Lines of data:

--- begin ---

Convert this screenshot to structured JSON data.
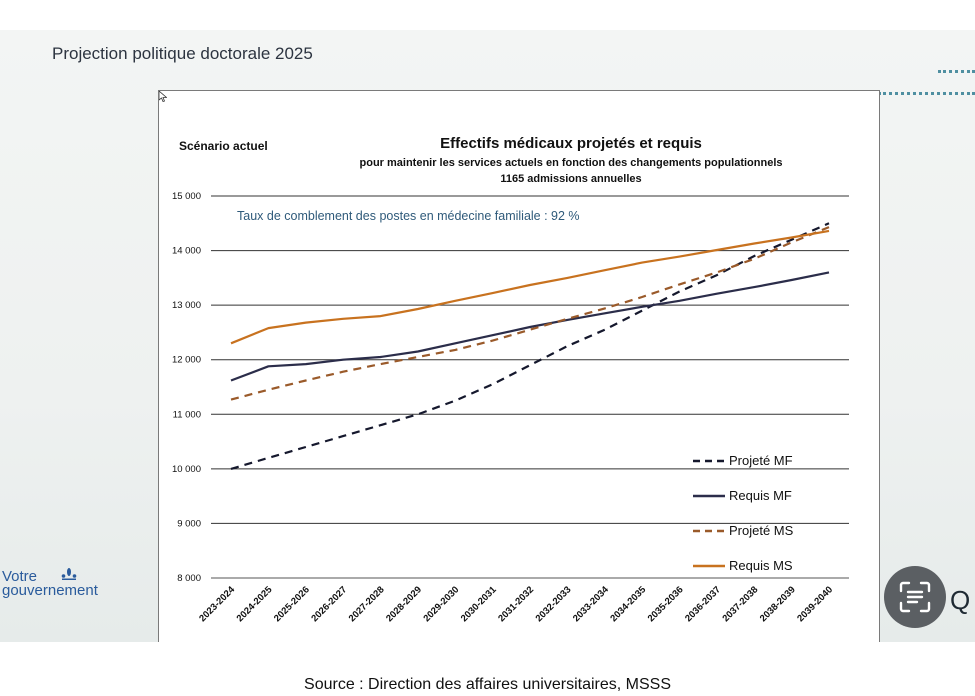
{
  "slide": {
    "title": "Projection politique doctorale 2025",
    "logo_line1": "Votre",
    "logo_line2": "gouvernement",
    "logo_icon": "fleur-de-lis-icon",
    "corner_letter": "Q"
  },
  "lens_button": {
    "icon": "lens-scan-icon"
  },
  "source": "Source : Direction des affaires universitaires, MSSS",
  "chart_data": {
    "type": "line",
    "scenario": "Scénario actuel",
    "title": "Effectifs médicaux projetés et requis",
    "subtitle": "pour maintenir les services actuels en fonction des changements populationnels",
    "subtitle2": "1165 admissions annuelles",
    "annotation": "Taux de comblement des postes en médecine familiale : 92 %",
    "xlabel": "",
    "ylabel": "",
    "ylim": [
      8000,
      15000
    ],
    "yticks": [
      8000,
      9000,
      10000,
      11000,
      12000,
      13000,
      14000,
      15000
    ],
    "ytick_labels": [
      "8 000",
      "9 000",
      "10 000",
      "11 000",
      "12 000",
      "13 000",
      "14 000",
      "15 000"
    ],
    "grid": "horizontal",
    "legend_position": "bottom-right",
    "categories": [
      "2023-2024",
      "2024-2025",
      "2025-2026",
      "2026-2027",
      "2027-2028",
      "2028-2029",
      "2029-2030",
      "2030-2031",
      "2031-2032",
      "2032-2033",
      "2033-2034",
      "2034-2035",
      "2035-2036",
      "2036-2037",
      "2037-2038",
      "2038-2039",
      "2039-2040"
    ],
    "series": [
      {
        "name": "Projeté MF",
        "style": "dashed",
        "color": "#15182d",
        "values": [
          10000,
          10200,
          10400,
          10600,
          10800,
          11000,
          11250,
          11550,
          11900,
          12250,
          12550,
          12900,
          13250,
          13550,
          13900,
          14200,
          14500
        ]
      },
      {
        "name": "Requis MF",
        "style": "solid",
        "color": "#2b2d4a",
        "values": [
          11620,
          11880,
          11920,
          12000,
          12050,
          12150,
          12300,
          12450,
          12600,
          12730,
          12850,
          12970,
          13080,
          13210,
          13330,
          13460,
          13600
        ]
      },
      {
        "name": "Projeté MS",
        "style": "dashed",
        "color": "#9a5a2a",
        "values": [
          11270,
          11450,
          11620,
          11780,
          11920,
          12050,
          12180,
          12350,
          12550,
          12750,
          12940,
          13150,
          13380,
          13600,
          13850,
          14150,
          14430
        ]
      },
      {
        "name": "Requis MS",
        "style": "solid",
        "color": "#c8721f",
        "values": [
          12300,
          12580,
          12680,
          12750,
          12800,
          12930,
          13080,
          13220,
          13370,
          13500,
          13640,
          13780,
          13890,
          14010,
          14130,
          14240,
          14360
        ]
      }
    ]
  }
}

--- end ---

Work instructions:
Reproduce all of the material above word for word. Omit the pictures.

In response:
Convert this screenshot to structured JSON data.
{
  "slide": {
    "title": "Projection politique doctorale 2025",
    "logo_line1": "Votre",
    "logo_line2": "gouvernement",
    "logo_icon": "fleur-de-lis-icon",
    "corner_letter": "Q"
  },
  "lens_button": {
    "icon": "lens-scan-icon"
  },
  "source": "Source : Direction des affaires universitaires, MSSS",
  "chart_data": {
    "type": "line",
    "scenario": "Scénario actuel",
    "title": "Effectifs médicaux projetés et requis",
    "subtitle": "pour maintenir les services actuels en fonction des changements populationnels",
    "subtitle2": "1165 admissions annuelles",
    "annotation": "Taux de comblement des postes en médecine familiale : 92 %",
    "xlabel": "",
    "ylabel": "",
    "ylim": [
      8000,
      15000
    ],
    "yticks": [
      8000,
      9000,
      10000,
      11000,
      12000,
      13000,
      14000,
      15000
    ],
    "ytick_labels": [
      "8 000",
      "9 000",
      "10 000",
      "11 000",
      "12 000",
      "13 000",
      "14 000",
      "15 000"
    ],
    "grid": "horizontal",
    "legend_position": "bottom-right",
    "categories": [
      "2023-2024",
      "2024-2025",
      "2025-2026",
      "2026-2027",
      "2027-2028",
      "2028-2029",
      "2029-2030",
      "2030-2031",
      "2031-2032",
      "2032-2033",
      "2033-2034",
      "2034-2035",
      "2035-2036",
      "2036-2037",
      "2037-2038",
      "2038-2039",
      "2039-2040"
    ],
    "series": [
      {
        "name": "Projeté MF",
        "style": "dashed",
        "color": "#15182d",
        "values": [
          10000,
          10200,
          10400,
          10600,
          10800,
          11000,
          11250,
          11550,
          11900,
          12250,
          12550,
          12900,
          13250,
          13550,
          13900,
          14200,
          14500
        ]
      },
      {
        "name": "Requis MF",
        "style": "solid",
        "color": "#2b2d4a",
        "values": [
          11620,
          11880,
          11920,
          12000,
          12050,
          12150,
          12300,
          12450,
          12600,
          12730,
          12850,
          12970,
          13080,
          13210,
          13330,
          13460,
          13600
        ]
      },
      {
        "name": "Projeté MS",
        "style": "dashed",
        "color": "#9a5a2a",
        "values": [
          11270,
          11450,
          11620,
          11780,
          11920,
          12050,
          12180,
          12350,
          12550,
          12750,
          12940,
          13150,
          13380,
          13600,
          13850,
          14150,
          14430
        ]
      },
      {
        "name": "Requis MS",
        "style": "solid",
        "color": "#c8721f",
        "values": [
          12300,
          12580,
          12680,
          12750,
          12800,
          12930,
          13080,
          13220,
          13370,
          13500,
          13640,
          13780,
          13890,
          14010,
          14130,
          14240,
          14360
        ]
      }
    ]
  }
}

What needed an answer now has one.